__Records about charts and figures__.
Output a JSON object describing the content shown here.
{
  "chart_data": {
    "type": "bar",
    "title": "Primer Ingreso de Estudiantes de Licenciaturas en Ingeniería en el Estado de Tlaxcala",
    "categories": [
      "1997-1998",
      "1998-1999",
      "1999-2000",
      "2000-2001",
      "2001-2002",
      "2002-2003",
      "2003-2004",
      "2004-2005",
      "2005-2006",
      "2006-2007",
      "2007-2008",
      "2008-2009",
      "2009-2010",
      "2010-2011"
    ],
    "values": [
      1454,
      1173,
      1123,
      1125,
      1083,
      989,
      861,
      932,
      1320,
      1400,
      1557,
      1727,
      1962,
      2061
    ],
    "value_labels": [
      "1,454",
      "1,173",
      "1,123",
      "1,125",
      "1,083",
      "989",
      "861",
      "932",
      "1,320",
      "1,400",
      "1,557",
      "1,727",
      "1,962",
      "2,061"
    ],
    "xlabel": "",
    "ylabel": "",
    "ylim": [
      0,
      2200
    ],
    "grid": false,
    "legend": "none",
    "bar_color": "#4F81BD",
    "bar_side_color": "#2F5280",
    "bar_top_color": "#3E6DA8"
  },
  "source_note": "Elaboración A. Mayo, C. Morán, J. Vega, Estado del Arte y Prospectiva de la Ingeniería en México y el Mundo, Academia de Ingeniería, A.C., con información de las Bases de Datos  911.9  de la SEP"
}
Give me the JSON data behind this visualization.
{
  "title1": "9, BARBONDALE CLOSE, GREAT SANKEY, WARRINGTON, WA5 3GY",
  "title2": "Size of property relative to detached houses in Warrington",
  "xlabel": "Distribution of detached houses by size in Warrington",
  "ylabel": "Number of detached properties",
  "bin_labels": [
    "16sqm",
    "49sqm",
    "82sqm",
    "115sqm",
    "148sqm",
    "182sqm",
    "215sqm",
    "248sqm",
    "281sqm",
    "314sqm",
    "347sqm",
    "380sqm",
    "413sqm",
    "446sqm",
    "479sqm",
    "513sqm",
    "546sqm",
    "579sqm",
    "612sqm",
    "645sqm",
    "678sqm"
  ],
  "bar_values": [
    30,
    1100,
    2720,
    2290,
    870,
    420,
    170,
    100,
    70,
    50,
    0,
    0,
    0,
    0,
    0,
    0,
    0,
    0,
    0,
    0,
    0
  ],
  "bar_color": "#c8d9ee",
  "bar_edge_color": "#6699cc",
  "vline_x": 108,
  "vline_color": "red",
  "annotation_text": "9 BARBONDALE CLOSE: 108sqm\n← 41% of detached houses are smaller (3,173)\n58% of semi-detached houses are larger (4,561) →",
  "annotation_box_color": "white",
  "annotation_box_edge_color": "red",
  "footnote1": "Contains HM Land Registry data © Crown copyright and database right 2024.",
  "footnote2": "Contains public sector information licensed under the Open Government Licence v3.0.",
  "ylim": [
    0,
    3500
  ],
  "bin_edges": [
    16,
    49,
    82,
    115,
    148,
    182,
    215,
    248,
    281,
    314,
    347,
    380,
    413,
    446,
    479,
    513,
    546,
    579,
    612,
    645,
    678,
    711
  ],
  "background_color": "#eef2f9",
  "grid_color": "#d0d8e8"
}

__Written instruction__.
Where a line contains "xlabel", copy that line.

__Output for this task__.
    "xlabel": "",
  "xlabel": "Distribution of detached houses by size in Warrington",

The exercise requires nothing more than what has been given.